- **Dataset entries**
────────

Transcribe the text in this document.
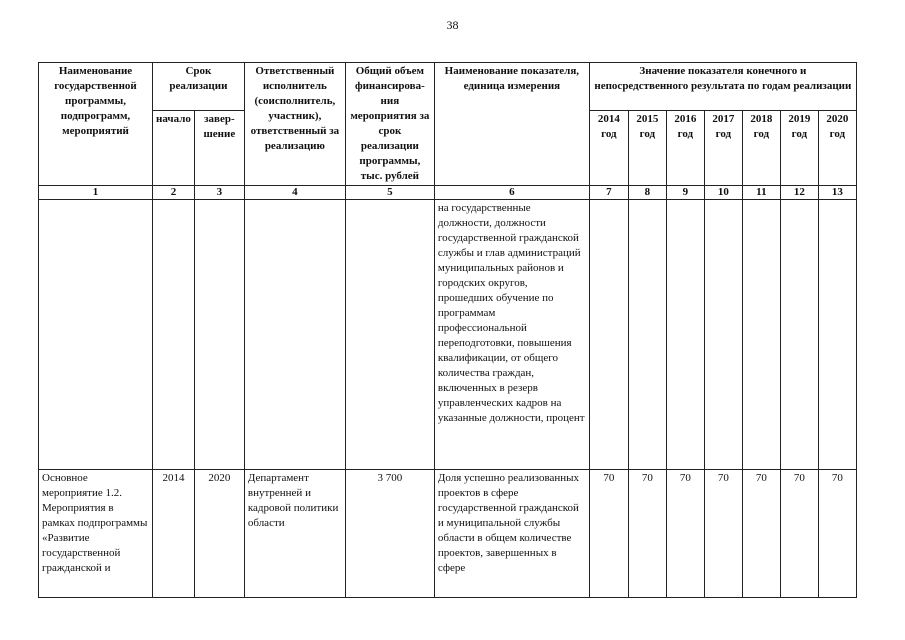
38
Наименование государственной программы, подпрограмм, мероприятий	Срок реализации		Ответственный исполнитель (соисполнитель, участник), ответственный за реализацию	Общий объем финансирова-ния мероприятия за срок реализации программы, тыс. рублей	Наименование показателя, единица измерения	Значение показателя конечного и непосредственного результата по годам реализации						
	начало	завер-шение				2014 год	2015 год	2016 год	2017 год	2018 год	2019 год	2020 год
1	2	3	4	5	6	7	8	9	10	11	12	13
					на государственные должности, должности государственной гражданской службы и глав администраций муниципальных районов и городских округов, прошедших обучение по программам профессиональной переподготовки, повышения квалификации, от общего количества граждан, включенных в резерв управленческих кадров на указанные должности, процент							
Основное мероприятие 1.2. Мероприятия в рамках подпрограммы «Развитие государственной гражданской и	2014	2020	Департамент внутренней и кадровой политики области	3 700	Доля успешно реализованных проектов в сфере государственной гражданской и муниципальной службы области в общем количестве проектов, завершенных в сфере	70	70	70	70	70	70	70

────────

- **Written task**
Return only the number of lines in the data above that include the word "службы".

- **Task response**
2